**PROVIDED RECORDS:**
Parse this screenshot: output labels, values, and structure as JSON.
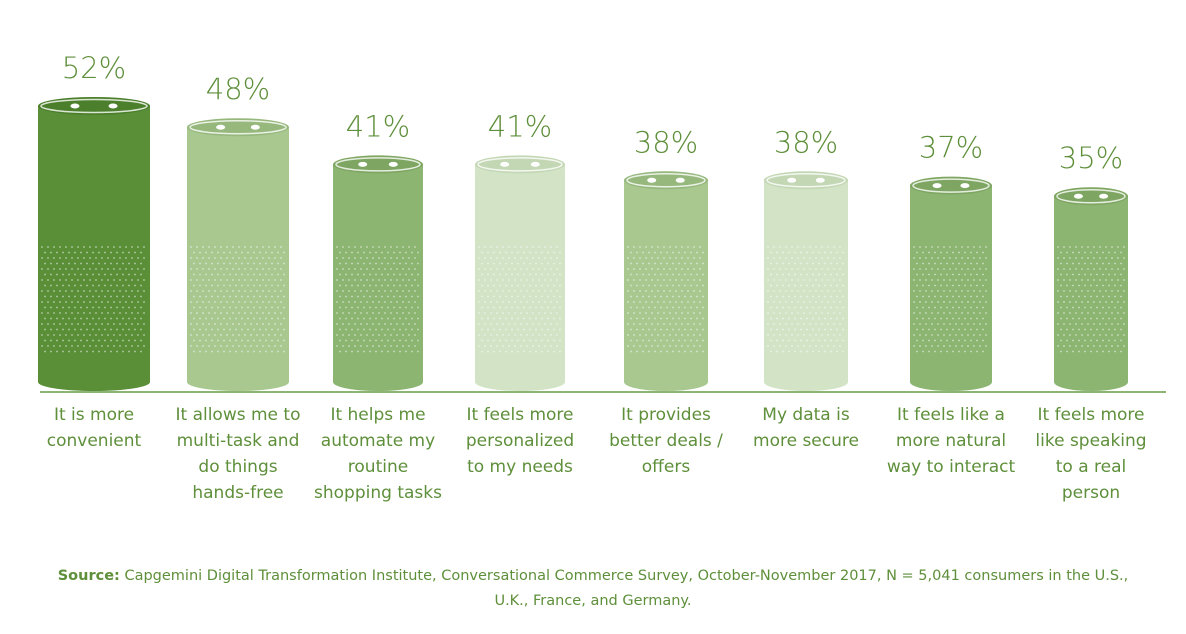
{
  "colors": {
    "text": "#5e8f3a",
    "axis": "#8cb472",
    "dark": "#5a8f38",
    "medium": "#8cb572",
    "light": "#a8c890",
    "pale": "#d3e3c6",
    "lid_dark": "#4b7f2b",
    "lid_medium": "#7ea662",
    "lid_light": "#96b87d",
    "lid_pale": "#c3d7b4"
  },
  "chart_data": {
    "type": "bar",
    "categories": [
      "It is more\nconvenient",
      "It allows me to\nmulti-task and\ndo things\nhands-free",
      "It helps me\nautomate my\nroutine\nshopping tasks",
      "It feels more\npersonalized\nto my needs",
      "It provides\nbetter deals /\noffers",
      "My data is\nmore secure",
      "It feels like a\nmore natural\nway to interact",
      "It feels more\nlike speaking\nto a real\nperson"
    ],
    "values": [
      52,
      48,
      41,
      41,
      38,
      38,
      37,
      35
    ],
    "value_labels": [
      "52%",
      "48%",
      "41%",
      "41%",
      "38%",
      "38%",
      "37%",
      "35%"
    ],
    "bar_shades": [
      "dark",
      "light",
      "medium",
      "pale",
      "light",
      "pale",
      "medium",
      "medium"
    ],
    "title": "",
    "xlabel": "",
    "ylabel": "",
    "ylim": [
      0,
      52
    ],
    "grid": false,
    "legend": "none"
  },
  "source": {
    "label": "Source:",
    "text": " Capgemini Digital Transformation Institute, Conversational Commerce Survey, October-November 2017, N = 5,041 consumers in the U.S., U.K., France, and Germany."
  }
}
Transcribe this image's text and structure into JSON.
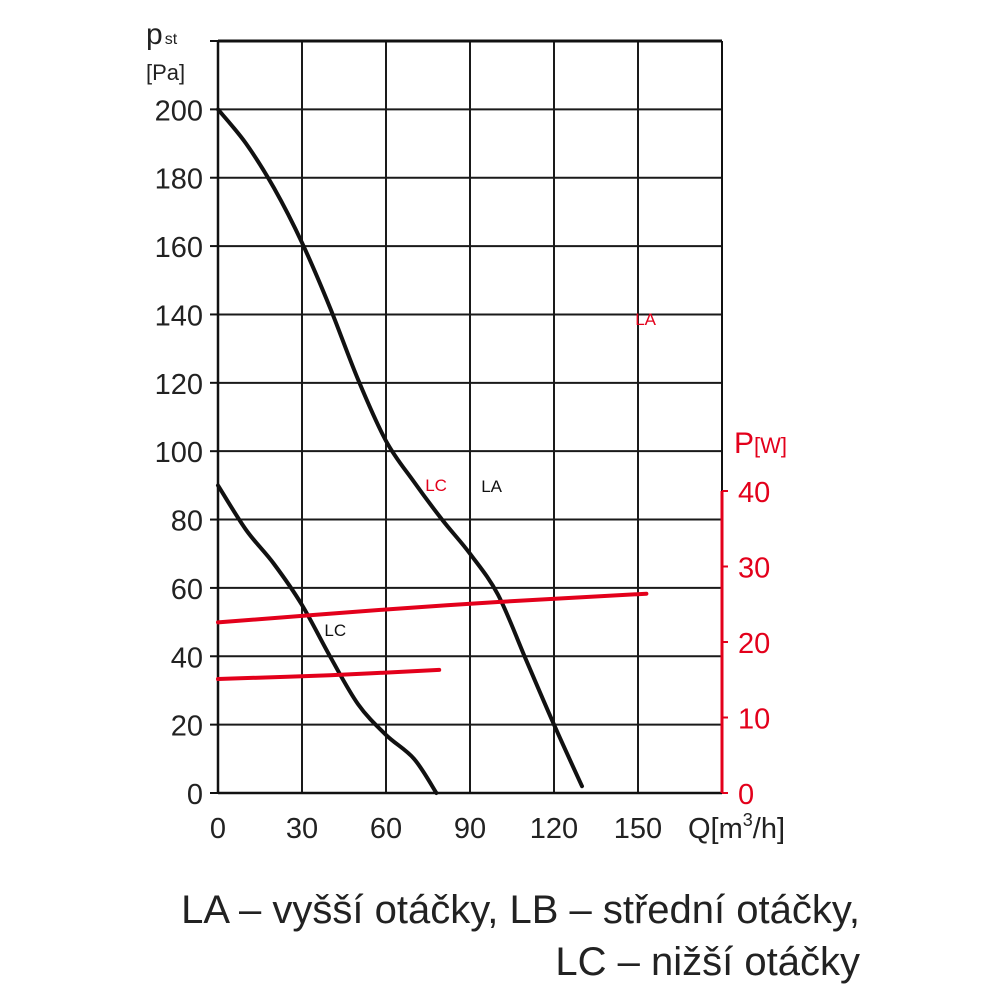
{
  "chart_data": {
    "type": "line",
    "x_axis": {
      "label": "Q[m³/h]",
      "label_prefix": "Q[m",
      "label_sup": "3",
      "label_suffix": "/h]",
      "range": [
        0,
        180
      ],
      "ticks": [
        0,
        30,
        60,
        90,
        120,
        150
      ],
      "tick_labels": [
        "0",
        "30",
        "60",
        "90",
        "120",
        "150"
      ]
    },
    "y_axis_left": {
      "label_main": "p",
      "label_sub": "st",
      "label_unit": "[Pa]",
      "range": [
        0,
        220
      ],
      "ticks": [
        0,
        20,
        40,
        60,
        80,
        100,
        120,
        140,
        160,
        180,
        200
      ],
      "tick_labels": [
        "0",
        "20",
        "40",
        "60",
        "80",
        "100",
        "120",
        "140",
        "160",
        "180",
        "200"
      ]
    },
    "y_axis_right": {
      "label": "P[W]",
      "label_main": "P",
      "label_unit": "[W]",
      "range": [
        0,
        40
      ],
      "ticks": [
        0,
        10,
        20,
        30,
        40
      ],
      "tick_labels": [
        "0",
        "10",
        "20",
        "30",
        "40"
      ],
      "color": "#e3001b"
    },
    "grid": true,
    "series": [
      {
        "name": "LA",
        "axis": "left",
        "color": "#111111",
        "points": [
          [
            0,
            200
          ],
          [
            10,
            190
          ],
          [
            20,
            177
          ],
          [
            30,
            161
          ],
          [
            40,
            142
          ],
          [
            50,
            121
          ],
          [
            60,
            103
          ],
          [
            70,
            91
          ],
          [
            80,
            80
          ],
          [
            90,
            70
          ],
          [
            100,
            58
          ],
          [
            110,
            39
          ],
          [
            120,
            20
          ],
          [
            130,
            2
          ]
        ]
      },
      {
        "name": "LC",
        "axis": "left",
        "color": "#111111",
        "points": [
          [
            0,
            90
          ],
          [
            10,
            77
          ],
          [
            20,
            67
          ],
          [
            30,
            55
          ],
          [
            40,
            40
          ],
          [
            50,
            26
          ],
          [
            60,
            17
          ],
          [
            70,
            10
          ],
          [
            78,
            0
          ]
        ]
      },
      {
        "name": "LA",
        "axis": "right",
        "color": "#e3001b",
        "points": [
          [
            0,
            22.6
          ],
          [
            60,
            24.3
          ],
          [
            100,
            25.3
          ],
          [
            153,
            26.4
          ]
        ]
      },
      {
        "name": "LC",
        "axis": "right",
        "color": "#e3001b",
        "points": [
          [
            0,
            15.1
          ],
          [
            40,
            15.6
          ],
          [
            79,
            16.3
          ]
        ]
      }
    ],
    "annotations": [
      {
        "text": "LA",
        "color": "#111111",
        "x": 94,
        "y": 88
      },
      {
        "text": "LC",
        "color": "#111111",
        "x": 38,
        "y": 46
      },
      {
        "text": "LA",
        "color": "#e3001b",
        "x": 149,
        "y": 62
      },
      {
        "text": "LC",
        "color": "#e3001b",
        "x": 74,
        "y": 40
      }
    ]
  },
  "caption": {
    "line1": "LA – vyšší otáčky, LB – střední otáčky,",
    "line2": "LC – nižší otáčky"
  }
}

**EXERCISE:**
Leave out the pictures, and give all the records again exactly.

**ANSWER TO THE EXERCISE:**
Parse this screenshot: output labels, values, and structure as JSON.
{
  "colors": {
    "text": "#5e8f3a",
    "axis": "#8cb472",
    "dark": "#5a8f38",
    "medium": "#8cb572",
    "light": "#a8c890",
    "pale": "#d3e3c6",
    "lid_dark": "#4b7f2b",
    "lid_medium": "#7ea662",
    "lid_light": "#96b87d",
    "lid_pale": "#c3d7b4"
  },
  "chart_data": {
    "type": "bar",
    "categories": [
      "It is more\nconvenient",
      "It allows me to\nmulti-task and\ndo things\nhands-free",
      "It helps me\nautomate my\nroutine\nshopping tasks",
      "It feels more\npersonalized\nto my needs",
      "It provides\nbetter deals /\noffers",
      "My data is\nmore secure",
      "It feels like a\nmore natural\nway to interact",
      "It feels more\nlike speaking\nto a real\nperson"
    ],
    "values": [
      52,
      48,
      41,
      41,
      38,
      38,
      37,
      35
    ],
    "value_labels": [
      "52%",
      "48%",
      "41%",
      "41%",
      "38%",
      "38%",
      "37%",
      "35%"
    ],
    "bar_shades": [
      "dark",
      "light",
      "medium",
      "pale",
      "light",
      "pale",
      "medium",
      "medium"
    ],
    "title": "",
    "xlabel": "",
    "ylabel": "",
    "ylim": [
      0,
      52
    ],
    "grid": false,
    "legend": "none"
  },
  "source": {
    "label": "Source:",
    "text": " Capgemini Digital Transformation Institute, Conversational Commerce Survey, October-November 2017, N = 5,041 consumers in the U.S., U.K., France, and Germany."
  }
}
Transcribe this image's text and structure into JSON.
{
  "chart_data": {
    "type": "line",
    "x_axis": {
      "label": "Q[m³/h]",
      "label_prefix": "Q[m",
      "label_sup": "3",
      "label_suffix": "/h]",
      "range": [
        0,
        180
      ],
      "ticks": [
        0,
        30,
        60,
        90,
        120,
        150
      ],
      "tick_labels": [
        "0",
        "30",
        "60",
        "90",
        "120",
        "150"
      ]
    },
    "y_axis_left": {
      "label_main": "p",
      "label_sub": "st",
      "label_unit": "[Pa]",
      "range": [
        0,
        220
      ],
      "ticks": [
        0,
        20,
        40,
        60,
        80,
        100,
        120,
        140,
        160,
        180,
        200
      ],
      "tick_labels": [
        "0",
        "20",
        "40",
        "60",
        "80",
        "100",
        "120",
        "140",
        "160",
        "180",
        "200"
      ]
    },
    "y_axis_right": {
      "label": "P[W]",
      "label_main": "P",
      "label_unit": "[W]",
      "range": [
        0,
        40
      ],
      "ticks": [
        0,
        10,
        20,
        30,
        40
      ],
      "tick_labels": [
        "0",
        "10",
        "20",
        "30",
        "40"
      ],
      "color": "#e3001b"
    },
    "grid": true,
    "series": [
      {
        "name": "LA",
        "axis": "left",
        "color": "#111111",
        "points": [
          [
            0,
            200
          ],
          [
            10,
            190
          ],
          [
            20,
            177
          ],
          [
            30,
            161
          ],
          [
            40,
            142
          ],
          [
            50,
            121
          ],
          [
            60,
            103
          ],
          [
            70,
            91
          ],
          [
            80,
            80
          ],
          [
            90,
            70
          ],
          [
            100,
            58
          ],
          [
            110,
            39
          ],
          [
            120,
            20
          ],
          [
            130,
            2
          ]
        ]
      },
      {
        "name": "LC",
        "axis": "left",
        "color": "#111111",
        "points": [
          [
            0,
            90
          ],
          [
            10,
            77
          ],
          [
            20,
            67
          ],
          [
            30,
            55
          ],
          [
            40,
            40
          ],
          [
            50,
            26
          ],
          [
            60,
            17
          ],
          [
            70,
            10
          ],
          [
            78,
            0
          ]
        ]
      },
      {
        "name": "LA",
        "axis": "right",
        "color": "#e3001b",
        "points": [
          [
            0,
            22.6
          ],
          [
            60,
            24.3
          ],
          [
            100,
            25.3
          ],
          [
            153,
            26.4
          ]
        ]
      },
      {
        "name": "LC",
        "axis": "right",
        "color": "#e3001b",
        "points": [
          [
            0,
            15.1
          ],
          [
            40,
            15.6
          ],
          [
            79,
            16.3
          ]
        ]
      }
    ],
    "annotations": [
      {
        "text": "LA",
        "color": "#111111",
        "x": 94,
        "y": 88
      },
      {
        "text": "LC",
        "color": "#111111",
        "x": 38,
        "y": 46
      },
      {
        "text": "LA",
        "color": "#e3001b",
        "x": 149,
        "y": 62
      },
      {
        "text": "LC",
        "color": "#e3001b",
        "x": 74,
        "y": 40
      }
    ]
  },
  "caption": {
    "line1": "LA – vyšší otáčky, LB – střední otáčky,",
    "line2": "LC – nižší otáčky"
  }
}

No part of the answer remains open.